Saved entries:
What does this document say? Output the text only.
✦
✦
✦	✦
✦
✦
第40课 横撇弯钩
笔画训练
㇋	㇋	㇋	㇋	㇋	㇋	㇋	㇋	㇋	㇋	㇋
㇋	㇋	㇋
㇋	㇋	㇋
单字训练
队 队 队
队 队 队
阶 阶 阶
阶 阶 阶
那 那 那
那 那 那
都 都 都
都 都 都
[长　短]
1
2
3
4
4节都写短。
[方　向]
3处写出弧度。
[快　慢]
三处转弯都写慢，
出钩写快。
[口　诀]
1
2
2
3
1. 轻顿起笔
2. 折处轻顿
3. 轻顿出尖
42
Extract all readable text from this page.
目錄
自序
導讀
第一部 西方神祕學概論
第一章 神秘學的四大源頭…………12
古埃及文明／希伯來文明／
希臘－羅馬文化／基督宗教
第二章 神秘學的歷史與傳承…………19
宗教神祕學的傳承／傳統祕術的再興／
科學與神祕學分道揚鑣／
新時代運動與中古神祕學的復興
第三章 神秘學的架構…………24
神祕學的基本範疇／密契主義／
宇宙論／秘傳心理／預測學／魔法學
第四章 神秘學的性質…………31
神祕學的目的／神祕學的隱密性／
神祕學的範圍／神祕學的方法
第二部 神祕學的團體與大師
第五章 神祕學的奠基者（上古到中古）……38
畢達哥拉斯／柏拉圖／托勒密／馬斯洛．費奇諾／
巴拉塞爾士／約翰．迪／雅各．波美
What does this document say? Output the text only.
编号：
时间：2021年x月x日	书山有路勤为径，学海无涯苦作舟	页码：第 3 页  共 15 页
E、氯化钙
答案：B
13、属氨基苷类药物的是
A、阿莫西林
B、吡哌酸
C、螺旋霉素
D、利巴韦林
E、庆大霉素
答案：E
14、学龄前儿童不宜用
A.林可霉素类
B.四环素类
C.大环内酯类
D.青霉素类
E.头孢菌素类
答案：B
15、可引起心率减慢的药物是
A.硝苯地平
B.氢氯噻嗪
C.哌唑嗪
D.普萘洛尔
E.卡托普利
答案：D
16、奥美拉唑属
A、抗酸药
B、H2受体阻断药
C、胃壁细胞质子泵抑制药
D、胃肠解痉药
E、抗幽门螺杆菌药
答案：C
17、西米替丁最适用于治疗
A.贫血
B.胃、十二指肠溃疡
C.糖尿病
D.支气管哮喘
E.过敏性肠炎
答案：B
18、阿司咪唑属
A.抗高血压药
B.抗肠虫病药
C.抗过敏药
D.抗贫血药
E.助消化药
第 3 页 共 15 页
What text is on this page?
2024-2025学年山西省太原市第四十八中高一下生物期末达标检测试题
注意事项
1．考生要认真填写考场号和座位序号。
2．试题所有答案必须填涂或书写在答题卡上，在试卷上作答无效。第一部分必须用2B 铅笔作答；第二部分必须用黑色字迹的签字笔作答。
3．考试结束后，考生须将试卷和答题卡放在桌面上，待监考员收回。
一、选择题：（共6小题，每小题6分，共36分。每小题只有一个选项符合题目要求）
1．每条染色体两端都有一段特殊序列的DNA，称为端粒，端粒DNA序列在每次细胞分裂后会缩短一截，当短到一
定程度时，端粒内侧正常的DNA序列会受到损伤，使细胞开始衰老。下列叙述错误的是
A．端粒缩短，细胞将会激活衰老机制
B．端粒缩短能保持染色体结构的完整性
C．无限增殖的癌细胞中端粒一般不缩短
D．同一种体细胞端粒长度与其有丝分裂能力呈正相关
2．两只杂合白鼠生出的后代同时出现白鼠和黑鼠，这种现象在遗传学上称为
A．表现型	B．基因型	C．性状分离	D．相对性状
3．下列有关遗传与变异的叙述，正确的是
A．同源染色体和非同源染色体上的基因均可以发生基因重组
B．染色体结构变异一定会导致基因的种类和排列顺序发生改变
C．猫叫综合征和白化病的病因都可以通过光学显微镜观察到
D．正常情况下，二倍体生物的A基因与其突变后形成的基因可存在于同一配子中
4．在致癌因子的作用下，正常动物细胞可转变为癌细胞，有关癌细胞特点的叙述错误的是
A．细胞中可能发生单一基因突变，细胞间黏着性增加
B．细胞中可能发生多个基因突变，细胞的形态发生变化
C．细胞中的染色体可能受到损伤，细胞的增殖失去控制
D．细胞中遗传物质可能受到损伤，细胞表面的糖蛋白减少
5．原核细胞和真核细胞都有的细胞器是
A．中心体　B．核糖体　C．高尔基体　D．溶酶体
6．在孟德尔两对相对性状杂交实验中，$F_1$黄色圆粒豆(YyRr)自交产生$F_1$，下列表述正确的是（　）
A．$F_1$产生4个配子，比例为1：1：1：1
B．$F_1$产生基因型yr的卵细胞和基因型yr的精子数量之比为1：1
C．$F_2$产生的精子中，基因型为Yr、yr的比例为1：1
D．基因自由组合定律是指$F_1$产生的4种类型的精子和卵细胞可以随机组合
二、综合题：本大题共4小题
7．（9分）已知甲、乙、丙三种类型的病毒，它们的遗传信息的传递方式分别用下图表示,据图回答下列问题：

#### SHORT TASK:
Write out all the entries exactly.

#### COMPLETED EXERCISE:
What does this document say? Output the text only.
✦
✦
✦	✦
✦
✦
第40课 横撇弯钩
笔画训练
㇋	㇋	㇋	㇋	㇋	㇋	㇋	㇋	㇋	㇋	㇋
㇋	㇋	㇋
㇋	㇋	㇋
单字训练
队 队 队
队 队 队
阶 阶 阶
阶 阶 阶
那 那 那
那 那 那
都 都 都
都 都 都
[长　短]
1
2
3
4
4节都写短。
[方　向]
3处写出弧度。
[快　慢]
三处转弯都写慢，
出钩写快。
[口　诀]
1
2
2
3
1. 轻顿起笔
2. 折处轻顿
3. 轻顿出尖
42
Extract all readable text from this page.
目錄
自序
導讀
第一部 西方神祕學概論
第一章 神秘學的四大源頭…………12
古埃及文明／希伯來文明／
希臘－羅馬文化／基督宗教
第二章 神秘學的歷史與傳承…………19
宗教神祕學的傳承／傳統祕術的再興／
科學與神祕學分道揚鑣／
新時代運動與中古神祕學的復興
第三章 神秘學的架構…………24
神祕學的基本範疇／密契主義／
宇宙論／秘傳心理／預測學／魔法學
第四章 神秘學的性質…………31
神祕學的目的／神祕學的隱密性／
神祕學的範圍／神祕學的方法
第二部 神祕學的團體與大師
第五章 神祕學的奠基者（上古到中古）……38
畢達哥拉斯／柏拉圖／托勒密／馬斯洛．費奇諾／
巴拉塞爾士／約翰．迪／雅各．波美
What does this document say? Output the text only.
编号：
时间：2021年x月x日	书山有路勤为径，学海无涯苦作舟	页码：第 3 页  共 15 页
E、氯化钙
答案：B
13、属氨基苷类药物的是
A、阿莫西林
B、吡哌酸
C、螺旋霉素
D、利巴韦林
E、庆大霉素
答案：E
14、学龄前儿童不宜用
A.林可霉素类
B.四环素类
C.大环内酯类
D.青霉素类
E.头孢菌素类
答案：B
15、可引起心率减慢的药物是
A.硝苯地平
B.氢氯噻嗪
C.哌唑嗪
D.普萘洛尔
E.卡托普利
答案：D
16、奥美拉唑属
A、抗酸药
B、H2受体阻断药
C、胃壁细胞质子泵抑制药
D、胃肠解痉药
E、抗幽门螺杆菌药
答案：C
17、西米替丁最适用于治疗
A.贫血
B.胃、十二指肠溃疡
C.糖尿病
D.支气管哮喘
E.过敏性肠炎
答案：B
18、阿司咪唑属
A.抗高血压药
B.抗肠虫病药
C.抗过敏药
D.抗贫血药
E.助消化药
第 3 页 共 15 页
What text is on this page?
2024-2025学年山西省太原市第四十八中高一下生物期末达标检测试题
注意事项
1．考生要认真填写考场号和座位序号。
2．试题所有答案必须填涂或书写在答题卡上，在试卷上作答无效。第一部分必须用2B 铅笔作答；第二部分必须用黑色字迹的签字笔作答。
3．考试结束后，考生须将试卷和答题卡放在桌面上，待监考员收回。
一、选择题：（共6小题，每小题6分，共36分。每小题只有一个选项符合题目要求）
1．每条染色体两端都有一段特殊序列的DNA，称为端粒，端粒DNA序列在每次细胞分裂后会缩短一截，当短到一
定程度时，端粒内侧正常的DNA序列会受到损伤，使细胞开始衰老。下列叙述错误的是
A．端粒缩短，细胞将会激活衰老机制
B．端粒缩短能保持染色体结构的完整性
C．无限增殖的癌细胞中端粒一般不缩短
D．同一种体细胞端粒长度与其有丝分裂能力呈正相关
2．两只杂合白鼠生出的后代同时出现白鼠和黑鼠，这种现象在遗传学上称为
A．表现型	B．基因型	C．性状分离	D．相对性状
3．下列有关遗传与变异的叙述，正确的是
A．同源染色体和非同源染色体上的基因均可以发生基因重组
B．染色体结构变异一定会导致基因的种类和排列顺序发生改变
C．猫叫综合征和白化病的病因都可以通过光学显微镜观察到
D．正常情况下，二倍体生物的A基因与其突变后形成的基因可存在于同一配子中
4．在致癌因子的作用下，正常动物细胞可转变为癌细胞，有关癌细胞特点的叙述错误的是
A．细胞中可能发生单一基因突变，细胞间黏着性增加
B．细胞中可能发生多个基因突变，细胞的形态发生变化
C．细胞中的染色体可能受到损伤，细胞的增殖失去控制
D．细胞中遗传物质可能受到损伤，细胞表面的糖蛋白减少
5．原核细胞和真核细胞都有的细胞器是
A．中心体　B．核糖体　C．高尔基体　D．溶酶体
6．在孟德尔两对相对性状杂交实验中，$F_1$黄色圆粒豆(YyRr)自交产生$F_1$，下列表述正确的是（　）
A．$F_1$产生4个配子，比例为1：1：1：1
B．$F_1$产生基因型yr的卵细胞和基因型yr的精子数量之比为1：1
C．$F_2$产生的精子中，基因型为Yr、yr的比例为1：1
D．基因自由组合定律是指$F_1$产生的4种类型的精子和卵细胞可以随机组合
二、综合题：本大题共4小题
7．（9分）已知甲、乙、丙三种类型的病毒，它们的遗传信息的传递方式分别用下图表示,据图回答下列问题：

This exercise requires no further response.